-- begin --

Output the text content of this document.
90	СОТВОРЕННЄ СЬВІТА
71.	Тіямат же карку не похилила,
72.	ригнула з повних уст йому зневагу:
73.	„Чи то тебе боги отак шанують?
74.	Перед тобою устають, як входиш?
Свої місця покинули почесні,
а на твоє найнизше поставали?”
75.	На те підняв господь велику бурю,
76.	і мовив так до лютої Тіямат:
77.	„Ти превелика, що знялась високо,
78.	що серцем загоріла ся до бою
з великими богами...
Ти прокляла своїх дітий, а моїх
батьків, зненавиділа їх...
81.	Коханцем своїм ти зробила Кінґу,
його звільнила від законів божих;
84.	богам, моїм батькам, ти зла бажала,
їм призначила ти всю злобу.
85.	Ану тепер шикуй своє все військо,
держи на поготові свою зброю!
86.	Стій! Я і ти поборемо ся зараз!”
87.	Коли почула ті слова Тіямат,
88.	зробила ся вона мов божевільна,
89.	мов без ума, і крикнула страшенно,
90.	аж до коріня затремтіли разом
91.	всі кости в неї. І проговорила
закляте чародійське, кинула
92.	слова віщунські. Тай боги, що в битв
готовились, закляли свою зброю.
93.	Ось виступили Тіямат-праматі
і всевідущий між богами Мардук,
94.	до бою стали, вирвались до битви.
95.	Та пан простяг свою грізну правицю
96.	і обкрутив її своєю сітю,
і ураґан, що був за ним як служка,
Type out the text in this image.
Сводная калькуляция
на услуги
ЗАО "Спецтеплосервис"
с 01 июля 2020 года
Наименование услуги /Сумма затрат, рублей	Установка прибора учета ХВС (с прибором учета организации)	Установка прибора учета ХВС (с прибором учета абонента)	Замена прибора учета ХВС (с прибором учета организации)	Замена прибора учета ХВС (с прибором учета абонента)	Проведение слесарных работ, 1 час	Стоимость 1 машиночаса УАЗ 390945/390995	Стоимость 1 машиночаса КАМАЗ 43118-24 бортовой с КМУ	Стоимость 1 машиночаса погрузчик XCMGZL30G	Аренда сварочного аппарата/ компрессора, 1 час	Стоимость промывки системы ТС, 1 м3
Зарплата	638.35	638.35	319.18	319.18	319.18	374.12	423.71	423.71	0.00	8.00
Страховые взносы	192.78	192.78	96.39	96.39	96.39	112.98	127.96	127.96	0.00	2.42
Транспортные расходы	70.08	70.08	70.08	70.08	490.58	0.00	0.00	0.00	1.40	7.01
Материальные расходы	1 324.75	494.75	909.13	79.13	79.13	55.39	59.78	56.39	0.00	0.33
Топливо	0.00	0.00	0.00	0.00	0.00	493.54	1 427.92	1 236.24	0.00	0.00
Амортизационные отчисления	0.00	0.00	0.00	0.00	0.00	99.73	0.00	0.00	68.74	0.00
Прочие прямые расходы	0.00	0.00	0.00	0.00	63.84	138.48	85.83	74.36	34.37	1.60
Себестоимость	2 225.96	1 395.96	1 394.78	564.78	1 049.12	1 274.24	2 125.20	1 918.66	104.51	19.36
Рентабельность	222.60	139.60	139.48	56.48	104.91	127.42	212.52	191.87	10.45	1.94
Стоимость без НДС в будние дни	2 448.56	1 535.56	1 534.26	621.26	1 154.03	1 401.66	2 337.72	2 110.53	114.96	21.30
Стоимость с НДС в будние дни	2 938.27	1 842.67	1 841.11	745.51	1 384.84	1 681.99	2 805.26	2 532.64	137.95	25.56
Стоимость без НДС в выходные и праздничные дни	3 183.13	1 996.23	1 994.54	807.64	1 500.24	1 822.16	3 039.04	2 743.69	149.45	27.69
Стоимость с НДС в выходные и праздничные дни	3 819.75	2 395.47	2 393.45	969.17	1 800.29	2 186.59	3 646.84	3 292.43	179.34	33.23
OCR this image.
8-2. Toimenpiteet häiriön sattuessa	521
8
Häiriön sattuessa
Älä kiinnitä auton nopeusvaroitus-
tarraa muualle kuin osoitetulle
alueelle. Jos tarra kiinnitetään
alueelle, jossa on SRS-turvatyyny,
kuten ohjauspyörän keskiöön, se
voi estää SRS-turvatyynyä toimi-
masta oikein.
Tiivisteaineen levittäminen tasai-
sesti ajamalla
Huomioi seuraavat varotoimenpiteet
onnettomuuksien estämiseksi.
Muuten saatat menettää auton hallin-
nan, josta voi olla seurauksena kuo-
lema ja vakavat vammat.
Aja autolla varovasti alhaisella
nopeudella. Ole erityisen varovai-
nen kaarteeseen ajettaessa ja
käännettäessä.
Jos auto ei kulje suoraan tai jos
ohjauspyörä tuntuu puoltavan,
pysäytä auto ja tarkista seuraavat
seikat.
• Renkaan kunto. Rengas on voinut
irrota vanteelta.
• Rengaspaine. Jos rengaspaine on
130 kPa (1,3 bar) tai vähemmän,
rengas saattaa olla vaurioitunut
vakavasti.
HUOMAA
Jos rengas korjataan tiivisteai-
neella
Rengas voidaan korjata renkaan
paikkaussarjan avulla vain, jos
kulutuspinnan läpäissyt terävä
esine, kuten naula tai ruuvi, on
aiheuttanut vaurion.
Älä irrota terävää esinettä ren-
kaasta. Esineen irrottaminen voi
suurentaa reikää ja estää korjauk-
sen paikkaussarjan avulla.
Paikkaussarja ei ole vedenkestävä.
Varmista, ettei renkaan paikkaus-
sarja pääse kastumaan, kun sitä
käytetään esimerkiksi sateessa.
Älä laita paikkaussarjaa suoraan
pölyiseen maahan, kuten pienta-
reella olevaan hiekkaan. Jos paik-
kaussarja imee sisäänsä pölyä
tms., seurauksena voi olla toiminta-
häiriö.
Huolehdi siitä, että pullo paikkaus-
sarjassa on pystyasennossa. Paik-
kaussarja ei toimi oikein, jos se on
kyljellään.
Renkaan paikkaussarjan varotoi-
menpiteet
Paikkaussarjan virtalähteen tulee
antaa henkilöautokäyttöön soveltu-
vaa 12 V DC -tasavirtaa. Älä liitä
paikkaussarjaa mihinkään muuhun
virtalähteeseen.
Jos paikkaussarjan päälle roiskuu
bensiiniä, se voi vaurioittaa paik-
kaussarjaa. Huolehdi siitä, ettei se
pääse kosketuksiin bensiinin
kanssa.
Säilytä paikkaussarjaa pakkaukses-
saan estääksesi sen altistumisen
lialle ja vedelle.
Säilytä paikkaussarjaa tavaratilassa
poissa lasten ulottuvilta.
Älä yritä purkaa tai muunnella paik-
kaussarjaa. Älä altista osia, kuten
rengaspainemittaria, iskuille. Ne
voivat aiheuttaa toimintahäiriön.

-- end --

# [What is asked]
Go through the listing above and pull out each line containing the word "Тіямат".

# [Exercise output]
71.	Тіямат же карку не похилила,
76.	і мовив так до лютої Тіямат:
87.	Коли почула ті слова Тіямат,
93.	Ось виступили Тіямат-праматі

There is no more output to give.